# start of Dataset excerpts

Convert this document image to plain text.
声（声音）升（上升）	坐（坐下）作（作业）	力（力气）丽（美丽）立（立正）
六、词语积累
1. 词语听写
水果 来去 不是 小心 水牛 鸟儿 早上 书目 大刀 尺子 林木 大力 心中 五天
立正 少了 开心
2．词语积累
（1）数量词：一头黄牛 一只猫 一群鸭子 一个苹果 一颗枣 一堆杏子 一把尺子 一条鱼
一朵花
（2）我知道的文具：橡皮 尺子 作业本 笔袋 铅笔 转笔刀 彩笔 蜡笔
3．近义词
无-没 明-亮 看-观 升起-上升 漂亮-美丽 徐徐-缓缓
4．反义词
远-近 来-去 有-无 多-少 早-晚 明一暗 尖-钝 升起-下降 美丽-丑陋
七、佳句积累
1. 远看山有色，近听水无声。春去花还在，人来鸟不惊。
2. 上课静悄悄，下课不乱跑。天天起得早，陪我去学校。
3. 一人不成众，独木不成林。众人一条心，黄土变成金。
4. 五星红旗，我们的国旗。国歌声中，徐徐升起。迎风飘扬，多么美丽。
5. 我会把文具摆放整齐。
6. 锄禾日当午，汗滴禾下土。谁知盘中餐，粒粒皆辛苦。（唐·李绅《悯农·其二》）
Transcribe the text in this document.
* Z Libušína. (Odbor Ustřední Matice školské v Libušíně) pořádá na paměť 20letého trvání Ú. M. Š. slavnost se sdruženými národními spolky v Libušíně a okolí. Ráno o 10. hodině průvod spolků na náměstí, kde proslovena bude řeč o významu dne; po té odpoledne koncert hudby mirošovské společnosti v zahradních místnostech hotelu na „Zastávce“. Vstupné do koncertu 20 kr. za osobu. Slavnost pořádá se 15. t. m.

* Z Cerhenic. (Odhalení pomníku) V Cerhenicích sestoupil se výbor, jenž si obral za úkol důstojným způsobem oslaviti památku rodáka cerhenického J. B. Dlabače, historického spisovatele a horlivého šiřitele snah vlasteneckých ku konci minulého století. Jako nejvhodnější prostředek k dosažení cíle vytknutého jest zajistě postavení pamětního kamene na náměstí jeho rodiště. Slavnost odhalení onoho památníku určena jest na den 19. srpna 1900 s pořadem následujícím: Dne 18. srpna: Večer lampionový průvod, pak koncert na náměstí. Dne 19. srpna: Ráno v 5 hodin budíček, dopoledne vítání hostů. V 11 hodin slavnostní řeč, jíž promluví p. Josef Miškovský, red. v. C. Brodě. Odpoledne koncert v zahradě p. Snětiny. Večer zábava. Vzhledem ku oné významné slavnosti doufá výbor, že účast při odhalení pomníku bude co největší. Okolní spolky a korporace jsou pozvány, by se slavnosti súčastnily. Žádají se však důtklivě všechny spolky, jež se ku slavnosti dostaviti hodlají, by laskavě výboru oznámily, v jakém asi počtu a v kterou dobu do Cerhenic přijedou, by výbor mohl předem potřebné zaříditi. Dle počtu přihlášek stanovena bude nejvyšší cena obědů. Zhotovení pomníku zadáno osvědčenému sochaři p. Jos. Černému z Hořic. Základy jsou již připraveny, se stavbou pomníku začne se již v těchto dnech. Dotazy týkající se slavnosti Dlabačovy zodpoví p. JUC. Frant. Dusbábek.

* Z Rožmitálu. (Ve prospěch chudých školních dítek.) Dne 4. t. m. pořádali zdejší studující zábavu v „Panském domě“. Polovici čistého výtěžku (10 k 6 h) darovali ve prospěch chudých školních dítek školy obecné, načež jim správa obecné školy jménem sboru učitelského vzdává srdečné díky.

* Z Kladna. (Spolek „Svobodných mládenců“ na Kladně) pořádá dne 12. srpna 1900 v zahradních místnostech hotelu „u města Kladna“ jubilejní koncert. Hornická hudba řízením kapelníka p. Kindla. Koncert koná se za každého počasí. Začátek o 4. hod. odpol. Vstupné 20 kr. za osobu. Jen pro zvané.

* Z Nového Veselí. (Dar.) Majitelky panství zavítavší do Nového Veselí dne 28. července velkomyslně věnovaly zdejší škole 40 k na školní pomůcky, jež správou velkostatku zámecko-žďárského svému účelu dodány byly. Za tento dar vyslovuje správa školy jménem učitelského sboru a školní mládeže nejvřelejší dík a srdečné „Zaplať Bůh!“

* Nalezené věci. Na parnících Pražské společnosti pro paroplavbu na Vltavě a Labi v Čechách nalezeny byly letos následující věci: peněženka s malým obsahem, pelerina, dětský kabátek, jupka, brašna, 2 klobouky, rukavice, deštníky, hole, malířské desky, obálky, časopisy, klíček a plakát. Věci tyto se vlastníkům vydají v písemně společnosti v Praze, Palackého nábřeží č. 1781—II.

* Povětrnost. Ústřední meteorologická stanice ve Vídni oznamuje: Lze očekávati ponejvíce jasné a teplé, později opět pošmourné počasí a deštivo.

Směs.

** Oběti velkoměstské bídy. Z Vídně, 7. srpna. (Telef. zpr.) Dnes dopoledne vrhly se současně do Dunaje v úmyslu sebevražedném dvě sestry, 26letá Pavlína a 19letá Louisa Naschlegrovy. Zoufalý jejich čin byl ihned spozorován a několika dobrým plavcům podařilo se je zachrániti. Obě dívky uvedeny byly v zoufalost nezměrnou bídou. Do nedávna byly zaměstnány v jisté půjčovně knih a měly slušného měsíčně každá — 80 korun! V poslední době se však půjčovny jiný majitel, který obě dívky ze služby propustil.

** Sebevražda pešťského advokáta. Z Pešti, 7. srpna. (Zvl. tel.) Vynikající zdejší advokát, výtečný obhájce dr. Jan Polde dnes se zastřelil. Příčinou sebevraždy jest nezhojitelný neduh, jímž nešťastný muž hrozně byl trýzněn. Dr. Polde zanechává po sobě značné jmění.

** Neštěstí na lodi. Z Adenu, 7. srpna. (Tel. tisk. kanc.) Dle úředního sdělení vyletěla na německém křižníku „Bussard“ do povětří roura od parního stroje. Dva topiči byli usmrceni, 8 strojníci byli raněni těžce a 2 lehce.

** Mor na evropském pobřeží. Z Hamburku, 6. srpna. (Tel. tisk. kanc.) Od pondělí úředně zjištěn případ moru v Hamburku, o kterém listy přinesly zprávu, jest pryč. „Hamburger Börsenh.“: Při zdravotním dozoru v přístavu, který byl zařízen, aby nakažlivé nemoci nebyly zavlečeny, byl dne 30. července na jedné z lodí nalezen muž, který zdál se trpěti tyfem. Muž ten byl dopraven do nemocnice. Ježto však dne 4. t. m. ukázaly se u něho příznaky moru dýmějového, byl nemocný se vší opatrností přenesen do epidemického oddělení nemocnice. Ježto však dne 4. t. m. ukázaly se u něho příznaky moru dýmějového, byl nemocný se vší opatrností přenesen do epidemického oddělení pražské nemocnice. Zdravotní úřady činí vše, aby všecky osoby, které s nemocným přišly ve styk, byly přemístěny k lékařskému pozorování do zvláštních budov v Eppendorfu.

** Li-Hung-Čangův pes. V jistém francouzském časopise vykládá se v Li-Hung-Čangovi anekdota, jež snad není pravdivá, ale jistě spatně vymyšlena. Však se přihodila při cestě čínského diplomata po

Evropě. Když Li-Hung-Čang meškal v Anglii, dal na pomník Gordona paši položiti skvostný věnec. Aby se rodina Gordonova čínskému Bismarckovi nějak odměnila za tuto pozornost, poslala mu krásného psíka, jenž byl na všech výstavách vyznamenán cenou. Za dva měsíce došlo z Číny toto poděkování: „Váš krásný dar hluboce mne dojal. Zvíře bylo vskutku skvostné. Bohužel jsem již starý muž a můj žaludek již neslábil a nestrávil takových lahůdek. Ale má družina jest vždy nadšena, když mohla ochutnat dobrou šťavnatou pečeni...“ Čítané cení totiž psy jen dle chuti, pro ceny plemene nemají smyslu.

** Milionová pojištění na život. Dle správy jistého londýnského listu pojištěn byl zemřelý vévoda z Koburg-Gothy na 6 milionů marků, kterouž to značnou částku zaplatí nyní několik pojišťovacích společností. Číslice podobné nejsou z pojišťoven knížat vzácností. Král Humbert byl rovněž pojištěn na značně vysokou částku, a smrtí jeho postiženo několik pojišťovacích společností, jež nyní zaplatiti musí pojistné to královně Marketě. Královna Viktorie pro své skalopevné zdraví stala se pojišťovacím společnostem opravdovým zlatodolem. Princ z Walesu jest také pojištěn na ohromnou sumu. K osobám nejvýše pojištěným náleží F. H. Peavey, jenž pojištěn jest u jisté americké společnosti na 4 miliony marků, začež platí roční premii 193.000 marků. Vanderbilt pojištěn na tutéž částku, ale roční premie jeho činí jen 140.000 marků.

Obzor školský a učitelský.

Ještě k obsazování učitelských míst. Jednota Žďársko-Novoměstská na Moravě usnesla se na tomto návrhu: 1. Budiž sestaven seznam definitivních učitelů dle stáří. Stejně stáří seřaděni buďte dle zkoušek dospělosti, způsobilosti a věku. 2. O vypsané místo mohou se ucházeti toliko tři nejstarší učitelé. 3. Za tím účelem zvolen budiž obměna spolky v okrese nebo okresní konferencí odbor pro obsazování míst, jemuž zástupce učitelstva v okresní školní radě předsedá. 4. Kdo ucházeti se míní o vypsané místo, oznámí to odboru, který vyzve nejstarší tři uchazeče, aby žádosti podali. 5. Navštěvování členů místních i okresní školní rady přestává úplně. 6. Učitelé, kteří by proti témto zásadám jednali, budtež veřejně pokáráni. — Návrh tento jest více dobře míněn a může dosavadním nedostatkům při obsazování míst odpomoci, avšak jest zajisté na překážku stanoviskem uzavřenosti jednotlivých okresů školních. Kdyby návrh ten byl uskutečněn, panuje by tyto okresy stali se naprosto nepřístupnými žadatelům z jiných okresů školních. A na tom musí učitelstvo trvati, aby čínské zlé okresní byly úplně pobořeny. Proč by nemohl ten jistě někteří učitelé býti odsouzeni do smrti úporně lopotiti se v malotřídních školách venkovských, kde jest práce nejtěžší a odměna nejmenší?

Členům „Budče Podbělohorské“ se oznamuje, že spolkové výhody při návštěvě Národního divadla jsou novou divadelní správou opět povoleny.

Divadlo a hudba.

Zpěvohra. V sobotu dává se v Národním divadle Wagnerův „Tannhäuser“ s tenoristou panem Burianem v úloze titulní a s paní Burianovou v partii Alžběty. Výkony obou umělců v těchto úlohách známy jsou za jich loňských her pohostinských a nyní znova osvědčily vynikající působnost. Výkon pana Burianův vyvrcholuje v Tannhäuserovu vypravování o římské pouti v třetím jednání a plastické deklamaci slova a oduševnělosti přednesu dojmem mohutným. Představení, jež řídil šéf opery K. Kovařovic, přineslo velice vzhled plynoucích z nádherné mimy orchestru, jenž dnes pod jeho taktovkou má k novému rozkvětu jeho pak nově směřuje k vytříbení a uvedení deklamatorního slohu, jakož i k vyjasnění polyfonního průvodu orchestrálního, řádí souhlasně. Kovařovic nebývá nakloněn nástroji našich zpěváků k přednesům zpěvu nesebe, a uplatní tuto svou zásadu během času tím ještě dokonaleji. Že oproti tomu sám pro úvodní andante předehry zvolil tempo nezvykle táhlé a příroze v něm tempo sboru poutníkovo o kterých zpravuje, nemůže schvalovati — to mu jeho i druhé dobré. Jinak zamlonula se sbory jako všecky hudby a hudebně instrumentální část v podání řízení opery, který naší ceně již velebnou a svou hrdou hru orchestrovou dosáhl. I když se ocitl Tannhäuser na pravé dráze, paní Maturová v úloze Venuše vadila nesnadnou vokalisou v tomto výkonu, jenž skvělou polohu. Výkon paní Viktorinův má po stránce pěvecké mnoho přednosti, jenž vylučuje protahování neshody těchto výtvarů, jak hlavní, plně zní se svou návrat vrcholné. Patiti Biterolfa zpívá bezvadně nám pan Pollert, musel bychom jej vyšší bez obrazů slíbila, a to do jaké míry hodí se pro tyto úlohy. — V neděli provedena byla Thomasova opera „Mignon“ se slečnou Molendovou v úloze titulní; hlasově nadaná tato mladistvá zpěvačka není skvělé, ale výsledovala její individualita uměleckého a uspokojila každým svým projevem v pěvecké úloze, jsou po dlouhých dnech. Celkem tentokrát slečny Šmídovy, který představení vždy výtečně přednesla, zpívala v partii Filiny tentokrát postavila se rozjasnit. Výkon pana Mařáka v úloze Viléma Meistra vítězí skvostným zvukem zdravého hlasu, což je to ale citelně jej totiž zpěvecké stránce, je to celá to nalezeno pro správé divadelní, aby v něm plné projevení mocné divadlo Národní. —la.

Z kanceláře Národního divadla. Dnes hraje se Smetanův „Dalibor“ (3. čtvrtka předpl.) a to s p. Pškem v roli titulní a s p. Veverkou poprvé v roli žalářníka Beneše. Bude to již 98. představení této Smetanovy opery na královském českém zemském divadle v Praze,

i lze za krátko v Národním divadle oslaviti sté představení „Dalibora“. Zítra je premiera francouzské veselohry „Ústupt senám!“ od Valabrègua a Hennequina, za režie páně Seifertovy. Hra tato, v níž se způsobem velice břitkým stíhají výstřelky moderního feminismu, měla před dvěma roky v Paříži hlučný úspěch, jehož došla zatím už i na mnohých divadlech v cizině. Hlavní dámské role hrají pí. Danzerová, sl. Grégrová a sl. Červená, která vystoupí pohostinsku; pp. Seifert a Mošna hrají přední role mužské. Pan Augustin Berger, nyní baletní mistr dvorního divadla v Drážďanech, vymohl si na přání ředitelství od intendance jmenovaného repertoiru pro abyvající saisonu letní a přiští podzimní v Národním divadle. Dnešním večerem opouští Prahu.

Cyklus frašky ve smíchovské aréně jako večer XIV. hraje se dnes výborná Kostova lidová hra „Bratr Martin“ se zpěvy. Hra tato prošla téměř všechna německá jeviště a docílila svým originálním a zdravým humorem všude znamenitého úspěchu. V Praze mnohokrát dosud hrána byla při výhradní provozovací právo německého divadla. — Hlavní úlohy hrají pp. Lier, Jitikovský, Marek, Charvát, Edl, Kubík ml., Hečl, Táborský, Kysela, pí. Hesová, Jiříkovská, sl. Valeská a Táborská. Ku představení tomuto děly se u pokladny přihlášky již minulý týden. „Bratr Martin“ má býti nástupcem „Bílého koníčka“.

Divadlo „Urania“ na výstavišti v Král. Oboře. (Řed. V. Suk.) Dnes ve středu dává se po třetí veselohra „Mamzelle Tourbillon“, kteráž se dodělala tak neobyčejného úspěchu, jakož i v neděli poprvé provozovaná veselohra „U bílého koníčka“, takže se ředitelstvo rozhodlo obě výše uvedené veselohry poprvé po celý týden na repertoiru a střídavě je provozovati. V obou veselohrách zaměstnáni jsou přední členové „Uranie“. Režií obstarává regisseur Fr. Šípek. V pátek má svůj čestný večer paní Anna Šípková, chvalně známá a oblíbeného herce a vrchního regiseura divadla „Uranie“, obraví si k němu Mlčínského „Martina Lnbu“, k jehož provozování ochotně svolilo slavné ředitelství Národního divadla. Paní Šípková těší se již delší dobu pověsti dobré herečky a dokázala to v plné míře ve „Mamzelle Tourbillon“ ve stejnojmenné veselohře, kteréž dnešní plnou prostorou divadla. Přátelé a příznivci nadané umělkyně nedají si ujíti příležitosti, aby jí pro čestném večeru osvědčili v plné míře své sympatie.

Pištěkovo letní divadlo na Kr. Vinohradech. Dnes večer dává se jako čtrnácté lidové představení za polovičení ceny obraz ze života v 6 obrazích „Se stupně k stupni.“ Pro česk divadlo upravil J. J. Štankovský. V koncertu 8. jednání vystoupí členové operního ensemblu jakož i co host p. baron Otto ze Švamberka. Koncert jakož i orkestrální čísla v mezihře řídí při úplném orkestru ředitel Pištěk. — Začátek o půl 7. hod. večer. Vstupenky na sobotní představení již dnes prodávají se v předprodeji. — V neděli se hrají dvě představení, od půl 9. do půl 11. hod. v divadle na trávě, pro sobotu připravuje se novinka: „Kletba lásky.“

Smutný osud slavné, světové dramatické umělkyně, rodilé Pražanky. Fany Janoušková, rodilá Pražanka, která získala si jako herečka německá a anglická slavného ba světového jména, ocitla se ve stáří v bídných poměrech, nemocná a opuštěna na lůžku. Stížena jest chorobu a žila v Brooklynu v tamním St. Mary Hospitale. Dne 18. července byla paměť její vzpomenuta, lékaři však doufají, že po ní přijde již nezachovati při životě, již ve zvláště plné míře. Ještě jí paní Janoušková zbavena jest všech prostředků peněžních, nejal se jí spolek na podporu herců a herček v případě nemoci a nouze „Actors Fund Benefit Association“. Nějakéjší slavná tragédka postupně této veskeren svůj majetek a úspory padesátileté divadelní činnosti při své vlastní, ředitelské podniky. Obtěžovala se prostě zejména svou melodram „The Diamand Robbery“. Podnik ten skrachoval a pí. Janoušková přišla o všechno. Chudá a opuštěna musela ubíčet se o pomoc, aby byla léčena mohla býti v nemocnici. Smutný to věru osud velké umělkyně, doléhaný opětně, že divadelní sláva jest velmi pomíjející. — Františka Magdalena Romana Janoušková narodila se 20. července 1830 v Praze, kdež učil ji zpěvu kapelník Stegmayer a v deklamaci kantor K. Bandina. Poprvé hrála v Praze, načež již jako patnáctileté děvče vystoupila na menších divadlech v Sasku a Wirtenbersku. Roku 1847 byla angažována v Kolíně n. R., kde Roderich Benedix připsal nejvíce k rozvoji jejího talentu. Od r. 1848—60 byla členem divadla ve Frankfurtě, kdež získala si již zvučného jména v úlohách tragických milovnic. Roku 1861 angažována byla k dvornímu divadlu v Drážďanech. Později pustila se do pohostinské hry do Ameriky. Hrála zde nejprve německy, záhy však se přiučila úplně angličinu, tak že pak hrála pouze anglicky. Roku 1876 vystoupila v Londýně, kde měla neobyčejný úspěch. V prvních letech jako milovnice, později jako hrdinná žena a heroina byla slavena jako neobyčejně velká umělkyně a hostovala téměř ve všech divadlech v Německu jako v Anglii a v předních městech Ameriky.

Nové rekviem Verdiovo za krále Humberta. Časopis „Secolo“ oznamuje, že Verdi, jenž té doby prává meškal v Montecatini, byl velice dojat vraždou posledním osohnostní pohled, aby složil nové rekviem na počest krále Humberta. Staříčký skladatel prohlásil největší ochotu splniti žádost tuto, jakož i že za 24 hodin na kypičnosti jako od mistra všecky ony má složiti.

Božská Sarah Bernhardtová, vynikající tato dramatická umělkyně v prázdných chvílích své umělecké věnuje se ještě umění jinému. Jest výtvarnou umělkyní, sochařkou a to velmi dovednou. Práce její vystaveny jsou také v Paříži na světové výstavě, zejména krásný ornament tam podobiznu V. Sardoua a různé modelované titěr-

# end of Dataset excerpts

Go through the records. Copy each line where "this" appears.

Convert this document image to plain text.
Transcribe the text in this document.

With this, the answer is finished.